• [Work instructions]
Lines that hold the word "delays" should be located and copied.

((

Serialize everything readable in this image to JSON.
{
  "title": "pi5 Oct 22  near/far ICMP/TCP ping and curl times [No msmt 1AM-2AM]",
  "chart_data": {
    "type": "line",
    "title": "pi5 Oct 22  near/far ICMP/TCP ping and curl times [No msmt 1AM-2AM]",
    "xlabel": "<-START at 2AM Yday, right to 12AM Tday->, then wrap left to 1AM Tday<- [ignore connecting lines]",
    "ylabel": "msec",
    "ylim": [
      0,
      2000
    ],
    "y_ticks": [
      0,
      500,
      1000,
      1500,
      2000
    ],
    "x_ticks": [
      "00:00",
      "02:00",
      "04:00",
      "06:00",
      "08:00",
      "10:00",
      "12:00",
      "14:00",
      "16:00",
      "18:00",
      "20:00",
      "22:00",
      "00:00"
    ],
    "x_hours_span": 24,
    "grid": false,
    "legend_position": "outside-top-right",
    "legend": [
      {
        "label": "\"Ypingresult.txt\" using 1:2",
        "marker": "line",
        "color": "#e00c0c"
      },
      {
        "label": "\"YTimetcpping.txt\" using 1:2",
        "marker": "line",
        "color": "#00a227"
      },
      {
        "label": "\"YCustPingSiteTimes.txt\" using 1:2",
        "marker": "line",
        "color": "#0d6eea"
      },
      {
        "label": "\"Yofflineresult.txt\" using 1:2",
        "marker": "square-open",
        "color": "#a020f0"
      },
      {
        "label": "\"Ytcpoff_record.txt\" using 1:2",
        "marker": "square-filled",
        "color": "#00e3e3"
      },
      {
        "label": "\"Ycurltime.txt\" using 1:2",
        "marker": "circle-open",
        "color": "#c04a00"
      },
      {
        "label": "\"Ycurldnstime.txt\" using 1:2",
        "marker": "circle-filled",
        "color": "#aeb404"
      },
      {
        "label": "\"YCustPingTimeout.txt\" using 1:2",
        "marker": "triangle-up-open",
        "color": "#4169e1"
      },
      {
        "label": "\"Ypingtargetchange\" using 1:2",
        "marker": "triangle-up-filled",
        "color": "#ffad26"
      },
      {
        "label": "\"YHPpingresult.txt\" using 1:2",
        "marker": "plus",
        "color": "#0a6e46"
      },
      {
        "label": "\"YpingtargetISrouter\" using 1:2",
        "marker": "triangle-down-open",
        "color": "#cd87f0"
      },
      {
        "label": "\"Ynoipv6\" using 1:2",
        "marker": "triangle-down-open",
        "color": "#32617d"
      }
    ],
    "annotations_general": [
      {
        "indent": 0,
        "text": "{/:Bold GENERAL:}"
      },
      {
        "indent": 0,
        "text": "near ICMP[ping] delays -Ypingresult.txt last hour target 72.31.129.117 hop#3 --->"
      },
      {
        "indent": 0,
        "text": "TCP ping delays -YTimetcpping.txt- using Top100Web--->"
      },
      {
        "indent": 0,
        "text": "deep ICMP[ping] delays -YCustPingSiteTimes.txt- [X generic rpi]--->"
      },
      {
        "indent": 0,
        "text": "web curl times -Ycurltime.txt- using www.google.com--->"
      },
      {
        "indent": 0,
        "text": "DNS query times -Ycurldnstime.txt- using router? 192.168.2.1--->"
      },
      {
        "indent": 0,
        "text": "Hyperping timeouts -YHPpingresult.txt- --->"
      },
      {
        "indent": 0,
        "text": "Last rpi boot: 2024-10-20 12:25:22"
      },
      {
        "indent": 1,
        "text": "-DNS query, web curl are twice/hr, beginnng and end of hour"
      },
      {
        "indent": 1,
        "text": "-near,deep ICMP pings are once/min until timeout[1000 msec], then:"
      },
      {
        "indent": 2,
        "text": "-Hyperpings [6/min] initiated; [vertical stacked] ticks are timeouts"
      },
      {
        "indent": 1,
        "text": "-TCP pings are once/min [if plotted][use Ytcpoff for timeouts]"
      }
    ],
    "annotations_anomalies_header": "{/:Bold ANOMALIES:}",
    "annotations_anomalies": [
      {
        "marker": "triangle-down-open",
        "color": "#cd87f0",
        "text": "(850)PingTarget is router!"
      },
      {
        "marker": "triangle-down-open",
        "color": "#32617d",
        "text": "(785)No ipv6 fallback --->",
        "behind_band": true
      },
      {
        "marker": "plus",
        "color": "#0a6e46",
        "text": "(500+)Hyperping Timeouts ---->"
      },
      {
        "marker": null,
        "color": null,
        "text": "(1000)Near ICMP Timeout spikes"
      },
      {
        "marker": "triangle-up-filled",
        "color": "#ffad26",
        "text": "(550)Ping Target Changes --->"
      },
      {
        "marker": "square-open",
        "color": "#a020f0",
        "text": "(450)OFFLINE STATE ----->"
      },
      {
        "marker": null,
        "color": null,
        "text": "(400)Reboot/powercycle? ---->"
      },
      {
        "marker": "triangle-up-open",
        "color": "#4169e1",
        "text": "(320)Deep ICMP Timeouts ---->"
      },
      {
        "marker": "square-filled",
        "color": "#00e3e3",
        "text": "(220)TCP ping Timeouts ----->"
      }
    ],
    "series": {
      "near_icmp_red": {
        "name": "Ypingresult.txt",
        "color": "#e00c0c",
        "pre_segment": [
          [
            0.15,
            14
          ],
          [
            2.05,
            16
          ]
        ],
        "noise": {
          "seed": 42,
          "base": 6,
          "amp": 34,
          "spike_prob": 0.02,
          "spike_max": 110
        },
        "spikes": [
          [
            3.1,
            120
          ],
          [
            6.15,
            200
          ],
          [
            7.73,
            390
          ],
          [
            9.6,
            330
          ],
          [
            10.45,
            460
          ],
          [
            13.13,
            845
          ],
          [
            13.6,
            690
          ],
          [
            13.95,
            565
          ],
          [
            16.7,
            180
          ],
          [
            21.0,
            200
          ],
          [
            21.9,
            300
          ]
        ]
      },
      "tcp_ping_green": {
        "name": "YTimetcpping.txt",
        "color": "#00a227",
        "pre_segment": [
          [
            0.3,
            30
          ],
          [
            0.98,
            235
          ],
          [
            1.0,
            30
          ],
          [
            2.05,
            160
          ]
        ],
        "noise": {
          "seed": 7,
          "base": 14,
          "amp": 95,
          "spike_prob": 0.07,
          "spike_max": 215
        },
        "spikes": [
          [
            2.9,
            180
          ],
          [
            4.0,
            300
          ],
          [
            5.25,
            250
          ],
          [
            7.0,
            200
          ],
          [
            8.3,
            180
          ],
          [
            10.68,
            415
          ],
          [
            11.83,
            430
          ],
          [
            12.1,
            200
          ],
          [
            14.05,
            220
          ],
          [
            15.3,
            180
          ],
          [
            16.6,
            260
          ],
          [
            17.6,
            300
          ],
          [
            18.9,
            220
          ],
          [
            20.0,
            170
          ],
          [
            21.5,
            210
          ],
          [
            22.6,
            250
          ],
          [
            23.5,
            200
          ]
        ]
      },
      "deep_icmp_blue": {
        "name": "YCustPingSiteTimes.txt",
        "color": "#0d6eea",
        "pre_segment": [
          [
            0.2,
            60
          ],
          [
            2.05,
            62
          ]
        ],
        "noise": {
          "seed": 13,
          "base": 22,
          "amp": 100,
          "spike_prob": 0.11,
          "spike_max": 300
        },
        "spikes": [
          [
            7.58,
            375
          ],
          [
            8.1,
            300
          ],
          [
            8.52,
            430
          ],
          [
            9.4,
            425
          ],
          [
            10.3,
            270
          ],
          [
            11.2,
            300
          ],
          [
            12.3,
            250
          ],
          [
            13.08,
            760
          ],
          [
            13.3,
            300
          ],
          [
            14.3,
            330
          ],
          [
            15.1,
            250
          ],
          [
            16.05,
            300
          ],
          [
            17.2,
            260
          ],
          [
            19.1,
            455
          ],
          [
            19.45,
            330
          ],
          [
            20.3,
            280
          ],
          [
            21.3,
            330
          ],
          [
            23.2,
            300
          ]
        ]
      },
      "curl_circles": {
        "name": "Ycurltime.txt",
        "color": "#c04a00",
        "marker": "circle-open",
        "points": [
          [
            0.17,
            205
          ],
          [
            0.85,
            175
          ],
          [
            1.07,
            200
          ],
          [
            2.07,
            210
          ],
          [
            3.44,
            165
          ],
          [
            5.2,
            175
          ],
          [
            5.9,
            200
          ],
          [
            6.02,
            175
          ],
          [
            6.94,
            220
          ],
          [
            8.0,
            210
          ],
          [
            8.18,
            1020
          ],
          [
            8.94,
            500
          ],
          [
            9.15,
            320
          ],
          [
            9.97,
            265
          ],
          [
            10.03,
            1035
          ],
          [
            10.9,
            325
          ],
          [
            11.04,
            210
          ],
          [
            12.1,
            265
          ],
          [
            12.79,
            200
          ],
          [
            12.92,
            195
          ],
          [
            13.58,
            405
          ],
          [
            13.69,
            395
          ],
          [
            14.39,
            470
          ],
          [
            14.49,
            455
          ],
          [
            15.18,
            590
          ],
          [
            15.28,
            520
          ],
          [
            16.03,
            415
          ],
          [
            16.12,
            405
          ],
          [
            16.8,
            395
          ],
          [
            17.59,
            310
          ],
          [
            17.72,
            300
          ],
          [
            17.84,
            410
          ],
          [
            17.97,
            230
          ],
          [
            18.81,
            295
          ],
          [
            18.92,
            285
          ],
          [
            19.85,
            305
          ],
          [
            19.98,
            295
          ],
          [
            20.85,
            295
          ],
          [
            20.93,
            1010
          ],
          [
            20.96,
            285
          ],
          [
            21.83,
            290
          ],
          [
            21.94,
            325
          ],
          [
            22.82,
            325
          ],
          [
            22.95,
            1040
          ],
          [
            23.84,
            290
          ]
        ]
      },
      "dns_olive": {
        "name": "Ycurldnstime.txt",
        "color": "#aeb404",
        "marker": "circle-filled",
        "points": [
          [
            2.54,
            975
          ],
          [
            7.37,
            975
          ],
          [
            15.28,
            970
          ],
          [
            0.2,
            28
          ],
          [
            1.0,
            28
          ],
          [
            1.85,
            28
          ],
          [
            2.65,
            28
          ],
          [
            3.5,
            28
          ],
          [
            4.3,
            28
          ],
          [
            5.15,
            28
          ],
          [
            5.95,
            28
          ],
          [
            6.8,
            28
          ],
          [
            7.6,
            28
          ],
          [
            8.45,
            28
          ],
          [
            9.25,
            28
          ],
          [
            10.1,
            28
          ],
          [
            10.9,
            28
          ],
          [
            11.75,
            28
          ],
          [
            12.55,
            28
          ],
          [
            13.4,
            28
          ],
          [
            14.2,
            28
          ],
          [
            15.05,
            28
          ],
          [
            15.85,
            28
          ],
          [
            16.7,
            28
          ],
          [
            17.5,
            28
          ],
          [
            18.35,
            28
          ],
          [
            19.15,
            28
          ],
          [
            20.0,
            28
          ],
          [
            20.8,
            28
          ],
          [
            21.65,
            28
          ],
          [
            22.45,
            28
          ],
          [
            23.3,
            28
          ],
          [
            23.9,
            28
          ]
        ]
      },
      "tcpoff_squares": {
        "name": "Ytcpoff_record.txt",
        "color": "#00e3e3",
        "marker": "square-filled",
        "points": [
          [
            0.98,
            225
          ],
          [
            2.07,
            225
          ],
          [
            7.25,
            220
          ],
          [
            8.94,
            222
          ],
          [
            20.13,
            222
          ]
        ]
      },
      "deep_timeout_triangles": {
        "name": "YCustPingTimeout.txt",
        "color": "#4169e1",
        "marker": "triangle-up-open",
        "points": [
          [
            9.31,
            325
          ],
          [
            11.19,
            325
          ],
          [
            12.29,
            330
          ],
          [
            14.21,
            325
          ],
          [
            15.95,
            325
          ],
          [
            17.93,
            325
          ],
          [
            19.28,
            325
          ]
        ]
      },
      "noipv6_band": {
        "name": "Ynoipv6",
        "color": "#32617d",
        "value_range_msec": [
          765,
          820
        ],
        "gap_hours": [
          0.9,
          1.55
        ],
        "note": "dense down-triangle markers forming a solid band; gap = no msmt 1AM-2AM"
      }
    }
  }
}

))

• [Written solution]
        "text": "near ICMP[ping] delays -Ypingresult.txt last hour target 72.31.129.117 hop#3 --->"
        "text": "TCP ping delays -YTimetcpping.txt- using Top100Web--->"
        "text": "deep ICMP[ping] delays -YCustPingSiteTimes.txt- [X generic rpi]--->"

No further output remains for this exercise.